- Exercise prompt: Return the complete listing that follows, with each line reproduced exactly.
(begin)
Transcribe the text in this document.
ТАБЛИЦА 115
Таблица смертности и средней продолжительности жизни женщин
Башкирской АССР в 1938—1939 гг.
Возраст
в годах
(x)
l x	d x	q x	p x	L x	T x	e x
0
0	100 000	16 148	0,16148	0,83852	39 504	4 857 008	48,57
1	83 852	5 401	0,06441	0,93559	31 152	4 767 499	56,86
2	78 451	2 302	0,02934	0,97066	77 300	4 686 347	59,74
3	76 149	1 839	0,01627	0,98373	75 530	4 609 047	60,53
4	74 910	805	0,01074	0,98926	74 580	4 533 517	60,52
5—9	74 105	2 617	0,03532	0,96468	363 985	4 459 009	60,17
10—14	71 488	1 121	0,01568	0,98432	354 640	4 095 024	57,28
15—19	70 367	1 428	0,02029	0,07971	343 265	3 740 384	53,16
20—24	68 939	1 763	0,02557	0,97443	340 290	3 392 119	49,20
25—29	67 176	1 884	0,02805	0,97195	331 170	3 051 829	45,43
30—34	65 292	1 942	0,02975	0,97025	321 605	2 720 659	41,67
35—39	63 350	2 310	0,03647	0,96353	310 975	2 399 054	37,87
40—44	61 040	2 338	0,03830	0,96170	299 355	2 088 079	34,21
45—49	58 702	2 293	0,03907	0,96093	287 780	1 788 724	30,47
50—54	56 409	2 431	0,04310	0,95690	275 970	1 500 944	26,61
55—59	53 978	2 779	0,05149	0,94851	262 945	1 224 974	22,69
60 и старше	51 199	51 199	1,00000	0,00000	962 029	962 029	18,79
(end)
- Complete response:
Transcribe the text in this document.
ТАБЛИЦА 115
Таблица смертности и средней продолжительности жизни женщин
Башкирской АССР в 1938—1939 гг.
Возраст
в годах
(x)
l x	d x	q x	p x	L x	T x	e x
0
0	100 000	16 148	0,16148	0,83852	39 504	4 857 008	48,57
1	83 852	5 401	0,06441	0,93559	31 152	4 767 499	56,86
2	78 451	2 302	0,02934	0,97066	77 300	4 686 347	59,74
3	76 149	1 839	0,01627	0,98373	75 530	4 609 047	60,53
4	74 910	805	0,01074	0,98926	74 580	4 533 517	60,52
5—9	74 105	2 617	0,03532	0,96468	363 985	4 459 009	60,17
10—14	71 488	1 121	0,01568	0,98432	354 640	4 095 024	57,28
15—19	70 367	1 428	0,02029	0,07971	343 265	3 740 384	53,16
20—24	68 939	1 763	0,02557	0,97443	340 290	3 392 119	49,20
25—29	67 176	1 884	0,02805	0,97195	331 170	3 051 829	45,43
30—34	65 292	1 942	0,02975	0,97025	321 605	2 720 659	41,67
35—39	63 350	2 310	0,03647	0,96353	310 975	2 399 054	37,87
40—44	61 040	2 338	0,03830	0,96170	299 355	2 088 079	34,21
45—49	58 702	2 293	0,03907	0,96093	287 780	1 788 724	30,47
50—54	56 409	2 431	0,04310	0,95690	275 970	1 500 944	26,61
55—59	53 978	2 779	0,05149	0,94851	262 945	1 224 974	22,69
60 и старше	51 199	51 199	1,00000	0,00000	962 029	962 029	18,79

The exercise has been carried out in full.